## TASK OBJECTIVE:
Faithfully return all lines, omitting every embedded picture.

>> START DATA RECORDS

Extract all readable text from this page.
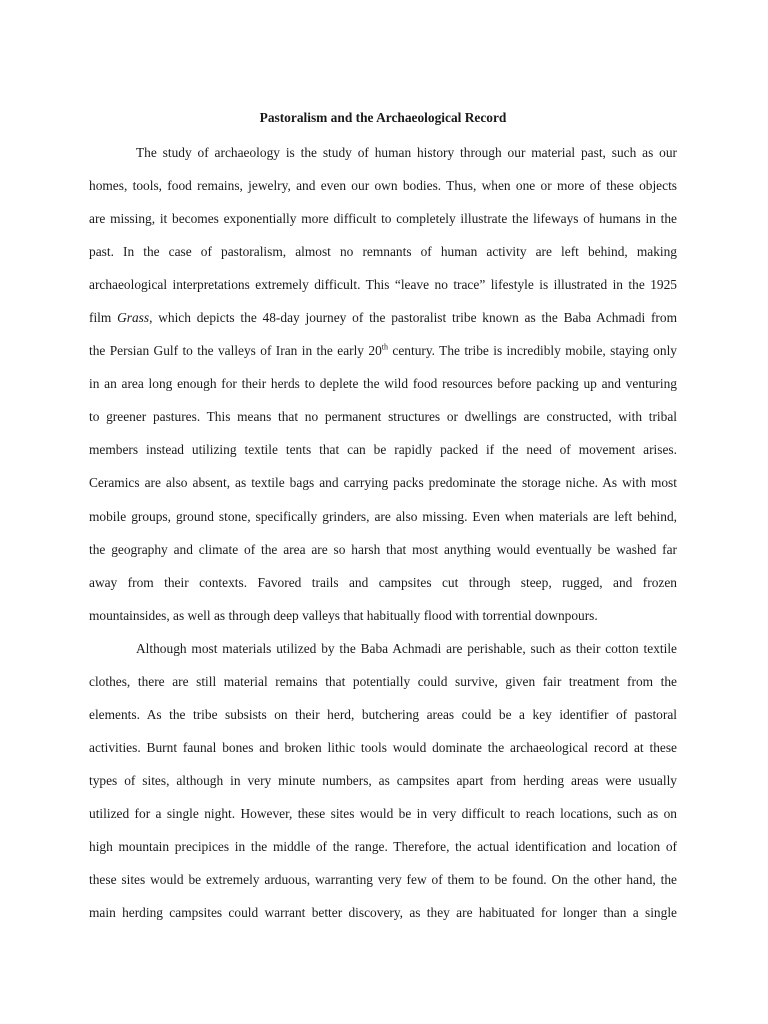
Pastoralism and the Archaeological Record
The study of archaeology is the study of human history through our material past, such as our
homes, tools, food remains, jewelry, and even our own bodies. Thus, when one or more of these objects
are missing, it becomes exponentially more difficult to completely illustrate the lifeways of humans in the
past. In the case of pastoralism, almost no remnants of human activity are left behind, making
archaeological interpretations extremely difficult. This “leave no trace” lifestyle is illustrated in the 1925
film Grass, which depicts the 48-day journey of the pastoralist tribe known as the Baba Achmadi from
the Persian Gulf to the valleys of Iran in the early 20th century. The tribe is incredibly mobile, staying only
in an area long enough for their herds to deplete the wild food resources before packing up and venturing
to greener pastures. This means that no permanent structures or dwellings are constructed, with tribal
members instead utilizing textile tents that can be rapidly packed if the need of movement arises.
Ceramics are also absent, as textile bags and carrying packs predominate the storage niche. As with most
mobile groups, ground stone, specifically grinders, are also missing. Even when materials are left behind,
the geography and climate of the area are so harsh that most anything would eventually be washed far
away from their contexts. Favored trails and campsites cut through steep, rugged, and frozen
mountainsides, as well as through deep valleys that habitually flood with torrential downpours.
Although most materials utilized by the Baba Achmadi are perishable, such as their cotton textile
clothes, there are still material remains that potentially could survive, given fair treatment from the
elements. As the tribe subsists on their herd, butchering areas could be a key identifier of pastoral
activities. Burnt faunal bones and broken lithic tools would dominate the archaeological record at these
types of sites, although in very minute numbers, as campsites apart from herding areas were usually
utilized for a single night. However, these sites would be in very difficult to reach locations, such as on
high mountain precipices in the middle of the range. Therefore, the actual identification and location of
these sites would be extremely arduous, warranting very few of them to be found. On the other hand, the
main herding campsites could warrant better discovery, as they are habituated for longer than a single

>> END DATA RECORDS

## THE OUTPUT:
Extract all readable text from this page.
Pastoralism and the Archaeological Record
The study of archaeology is the study of human history through our material past, such as our
homes, tools, food remains, jewelry, and even our own bodies. Thus, when one or more of these objects
are missing, it becomes exponentially more difficult to completely illustrate the lifeways of humans in the
past. In the case of pastoralism, almost no remnants of human activity are left behind, making
archaeological interpretations extremely difficult. This “leave no trace” lifestyle is illustrated in the 1925
film Grass, which depicts the 48-day journey of the pastoralist tribe known as the Baba Achmadi from
the Persian Gulf to the valleys of Iran in the early 20th century. The tribe is incredibly mobile, staying only
in an area long enough for their herds to deplete the wild food resources before packing up and venturing
to greener pastures. This means that no permanent structures or dwellings are constructed, with tribal
members instead utilizing textile tents that can be rapidly packed if the need of movement arises.
Ceramics are also absent, as textile bags and carrying packs predominate the storage niche. As with most
mobile groups, ground stone, specifically grinders, are also missing. Even when materials are left behind,
the geography and climate of the area are so harsh that most anything would eventually be washed far
away from their contexts. Favored trails and campsites cut through steep, rugged, and frozen
mountainsides, as well as through deep valleys that habitually flood with torrential downpours.
Although most materials utilized by the Baba Achmadi are perishable, such as their cotton textile
clothes, there are still material remains that potentially could survive, given fair treatment from the
elements. As the tribe subsists on their herd, butchering areas could be a key identifier of pastoral
activities. Burnt faunal bones and broken lithic tools would dominate the archaeological record at these
types of sites, although in very minute numbers, as campsites apart from herding areas were usually
utilized for a single night. However, these sites would be in very difficult to reach locations, such as on
high mountain precipices in the middle of the range. Therefore, the actual identification and location of
these sites would be extremely arduous, warranting very few of them to be found. On the other hand, the
main herding campsites could warrant better discovery, as they are habituated for longer than a single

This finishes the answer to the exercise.